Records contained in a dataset
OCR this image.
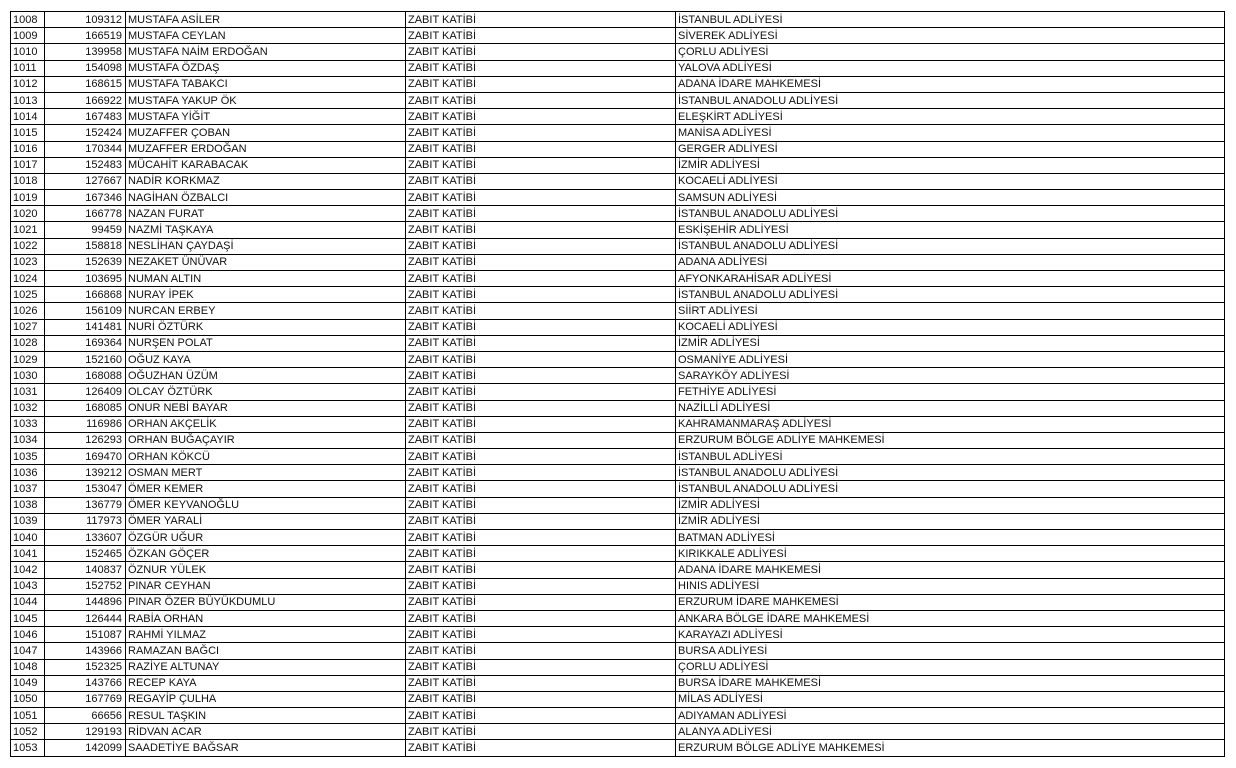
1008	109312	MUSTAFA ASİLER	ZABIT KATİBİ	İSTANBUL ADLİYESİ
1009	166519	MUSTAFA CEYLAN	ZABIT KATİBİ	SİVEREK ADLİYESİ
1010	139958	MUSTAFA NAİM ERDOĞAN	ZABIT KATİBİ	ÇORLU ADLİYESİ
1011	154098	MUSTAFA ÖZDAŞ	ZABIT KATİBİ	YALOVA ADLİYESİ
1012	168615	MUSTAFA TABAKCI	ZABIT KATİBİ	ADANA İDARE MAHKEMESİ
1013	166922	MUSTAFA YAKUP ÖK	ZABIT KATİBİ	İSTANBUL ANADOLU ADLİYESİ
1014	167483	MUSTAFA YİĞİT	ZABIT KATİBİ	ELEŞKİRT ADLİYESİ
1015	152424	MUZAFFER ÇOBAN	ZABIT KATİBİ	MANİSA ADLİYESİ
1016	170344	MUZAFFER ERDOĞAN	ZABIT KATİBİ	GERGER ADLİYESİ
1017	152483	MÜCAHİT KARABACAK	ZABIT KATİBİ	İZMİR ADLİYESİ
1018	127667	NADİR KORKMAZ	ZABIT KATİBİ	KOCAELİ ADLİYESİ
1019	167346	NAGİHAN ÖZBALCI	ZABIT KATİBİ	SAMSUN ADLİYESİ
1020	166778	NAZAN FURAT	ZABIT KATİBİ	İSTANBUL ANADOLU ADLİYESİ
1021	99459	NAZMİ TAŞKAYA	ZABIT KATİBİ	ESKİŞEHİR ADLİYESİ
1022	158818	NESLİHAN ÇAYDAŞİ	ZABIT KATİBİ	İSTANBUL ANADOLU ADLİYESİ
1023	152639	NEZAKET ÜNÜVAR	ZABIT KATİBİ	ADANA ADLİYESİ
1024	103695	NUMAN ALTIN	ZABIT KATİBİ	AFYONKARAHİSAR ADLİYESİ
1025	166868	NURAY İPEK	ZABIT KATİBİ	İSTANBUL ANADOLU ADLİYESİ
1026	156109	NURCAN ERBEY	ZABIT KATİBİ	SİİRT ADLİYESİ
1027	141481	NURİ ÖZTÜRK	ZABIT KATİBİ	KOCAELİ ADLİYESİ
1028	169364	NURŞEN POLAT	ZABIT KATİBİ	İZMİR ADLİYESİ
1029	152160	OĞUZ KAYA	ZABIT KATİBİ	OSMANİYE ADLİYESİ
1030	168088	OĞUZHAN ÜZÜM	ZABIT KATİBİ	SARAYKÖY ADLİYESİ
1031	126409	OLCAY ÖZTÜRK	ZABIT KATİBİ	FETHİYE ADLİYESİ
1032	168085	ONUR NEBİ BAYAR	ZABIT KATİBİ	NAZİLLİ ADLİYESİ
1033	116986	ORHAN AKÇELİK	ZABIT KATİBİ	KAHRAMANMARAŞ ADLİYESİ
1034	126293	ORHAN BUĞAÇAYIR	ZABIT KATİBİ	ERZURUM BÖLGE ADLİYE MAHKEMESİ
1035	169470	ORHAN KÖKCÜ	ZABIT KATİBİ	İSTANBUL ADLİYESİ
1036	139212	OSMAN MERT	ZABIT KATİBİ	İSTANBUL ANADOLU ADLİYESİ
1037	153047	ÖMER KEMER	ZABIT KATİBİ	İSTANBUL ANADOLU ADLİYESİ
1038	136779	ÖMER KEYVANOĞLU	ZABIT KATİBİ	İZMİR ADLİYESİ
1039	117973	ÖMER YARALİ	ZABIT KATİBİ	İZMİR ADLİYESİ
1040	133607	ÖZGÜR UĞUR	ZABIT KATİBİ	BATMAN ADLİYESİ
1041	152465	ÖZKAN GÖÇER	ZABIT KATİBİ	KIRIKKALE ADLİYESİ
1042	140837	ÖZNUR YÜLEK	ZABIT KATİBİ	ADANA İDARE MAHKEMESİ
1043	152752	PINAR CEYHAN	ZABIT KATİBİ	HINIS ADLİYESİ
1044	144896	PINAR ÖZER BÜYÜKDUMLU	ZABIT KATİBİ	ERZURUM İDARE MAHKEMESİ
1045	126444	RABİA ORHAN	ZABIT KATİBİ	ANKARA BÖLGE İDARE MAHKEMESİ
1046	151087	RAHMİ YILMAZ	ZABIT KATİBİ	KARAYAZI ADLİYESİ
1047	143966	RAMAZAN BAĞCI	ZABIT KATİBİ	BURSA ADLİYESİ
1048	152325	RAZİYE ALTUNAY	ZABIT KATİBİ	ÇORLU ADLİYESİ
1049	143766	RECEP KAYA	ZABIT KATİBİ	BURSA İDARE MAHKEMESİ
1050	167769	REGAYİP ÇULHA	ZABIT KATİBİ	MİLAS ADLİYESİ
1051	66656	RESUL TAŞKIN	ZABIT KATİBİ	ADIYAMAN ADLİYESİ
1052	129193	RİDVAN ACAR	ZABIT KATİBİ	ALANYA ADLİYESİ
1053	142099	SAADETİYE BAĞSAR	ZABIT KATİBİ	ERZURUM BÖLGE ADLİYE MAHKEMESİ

...

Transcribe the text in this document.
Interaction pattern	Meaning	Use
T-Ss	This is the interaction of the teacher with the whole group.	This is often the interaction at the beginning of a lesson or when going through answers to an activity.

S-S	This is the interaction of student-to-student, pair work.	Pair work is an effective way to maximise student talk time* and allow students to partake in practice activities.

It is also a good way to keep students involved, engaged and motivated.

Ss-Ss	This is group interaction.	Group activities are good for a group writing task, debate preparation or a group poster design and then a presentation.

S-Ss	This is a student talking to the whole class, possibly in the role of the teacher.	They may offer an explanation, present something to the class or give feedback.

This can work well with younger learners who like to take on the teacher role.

- [EXERCISE BRIEF]: Only the number is needed: state how many lines in the listing contain "with".

- [FULL RESPONSE]: 2